▶ GIVEN EXERCISE
Retype each line of the material exactly, please, skipping any picture in it.

________

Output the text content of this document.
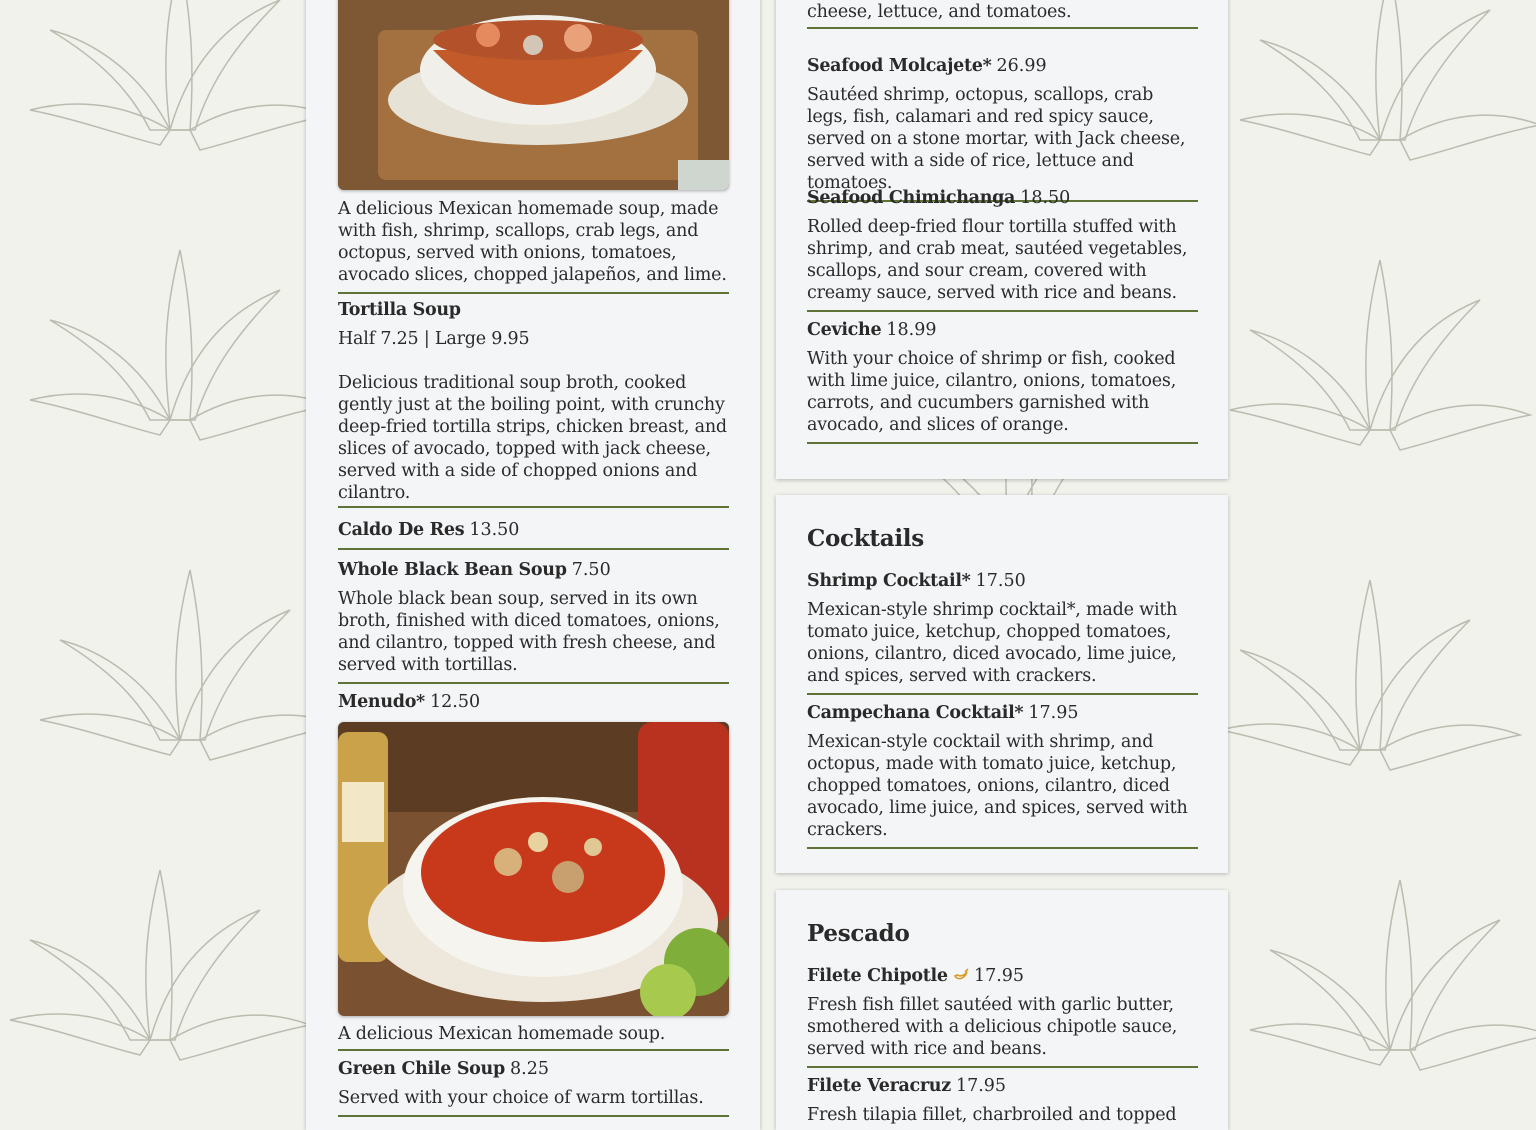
A delicious Mexican homemade soup, made with fish, shrimp, scallops, crab legs, and octopus, served with onions, tomatoes, avocado slices, chopped jalapeños, and lime.
Tortilla Soup
Half 7.25 | Large 9.95
Delicious traditional soup broth, cooked gently just at the boiling point, with crunchy deep-fried tortilla strips, chicken breast, and slices of avocado, topped with jack cheese, served with a side of chopped onions and cilantro.
Caldo De Res 13.50
Whole Black Bean Soup 7.50
Whole black bean soup, served in its own broth, finished with diced tomatoes, onions, and cilantro, topped with fresh cheese, and served with tortillas.
Menudo* 12.50
A delicious Mexican homemade soup.
Green Chile Soup 8.25
Served with your choice of warm tortillas.
cheese, lettuce, and tomatoes.
Seafood Molcajete* 26.99
Sautéed shrimp, octopus, scallops, crab legs, fish, calamari and red spicy sauce, served on a stone mortar, with Jack cheese, served with a side of rice, lettuce and tomatoes.
Seafood Chimichanga 18.50
Rolled deep-fried flour tortilla stuffed with shrimp, and crab meat, sautéed vegetables, scallops, and sour cream, covered with creamy sauce, served with rice and beans.
Ceviche 18.99
With your choice of shrimp or fish, cooked with lime juice, cilantro, onions, tomatoes, carrots, and cucumbers garnished with avocado, and slices of orange.
Cocktails
Shrimp Cocktail* 17.50
Mexican-style shrimp cocktail*, made with tomato juice, ketchup, chopped tomatoes, onions, cilantro, diced avocado, lime juice, and spices, served with crackers.
Campechana Cocktail* 17.95
Mexican-style cocktail with shrimp, and octopus, made with tomato juice, ketchup, chopped tomatoes, onions, cilantro, diced avocado, lime juice, and spices, served with crackers.
Pescado
Filete Chipotle 17.95
Fresh fish fillet sautéed with garlic butter, smothered with a delicious chipotle sauce, served with rice and beans.
Filete Veracruz 17.95
Fresh tilapia fillet, charbroiled and topped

________

▶ COMPLETE ANSWER
Output the text content of this document.
A delicious Mexican homemade soup, made with fish, shrimp, scallops, crab legs, and octopus, served with onions, tomatoes, avocado slices, chopped jalapeños, and lime.
Tortilla Soup
Half 7.25 | Large 9.95
Delicious traditional soup broth, cooked gently just at the boiling point, with crunchy deep-fried tortilla strips, chicken breast, and slices of avocado, topped with jack cheese, served with a side of chopped onions and cilantro.
Caldo De Res 13.50
Whole Black Bean Soup 7.50
Whole black bean soup, served in its own broth, finished with diced tomatoes, onions, and cilantro, topped with fresh cheese, and served with tortillas.
Menudo* 12.50
A delicious Mexican homemade soup.
Green Chile Soup 8.25
Served with your choice of warm tortillas.
cheese, lettuce, and tomatoes.
Seafood Molcajete* 26.99
Sautéed shrimp, octopus, scallops, crab legs, fish, calamari and red spicy sauce, served on a stone mortar, with Jack cheese, served with a side of rice, lettuce and tomatoes.
Seafood Chimichanga 18.50
Rolled deep-fried flour tortilla stuffed with shrimp, and crab meat, sautéed vegetables, scallops, and sour cream, covered with creamy sauce, served with rice and beans.
Ceviche 18.99
With your choice of shrimp or fish, cooked with lime juice, cilantro, onions, tomatoes, carrots, and cucumbers garnished with avocado, and slices of orange.
Cocktails
Shrimp Cocktail* 17.50
Mexican-style shrimp cocktail*, made with tomato juice, ketchup, chopped tomatoes, onions, cilantro, diced avocado, lime juice, and spices, served with crackers.
Campechana Cocktail* 17.95
Mexican-style cocktail with shrimp, and octopus, made with tomato juice, ketchup, chopped tomatoes, onions, cilantro, diced avocado, lime juice, and spices, served with crackers.
Pescado
Filete Chipotle 17.95
Fresh fish fillet sautéed with garlic butter, smothered with a delicious chipotle sauce, served with rice and beans.
Filete Veracruz 17.95
Fresh tilapia fillet, charbroiled and topped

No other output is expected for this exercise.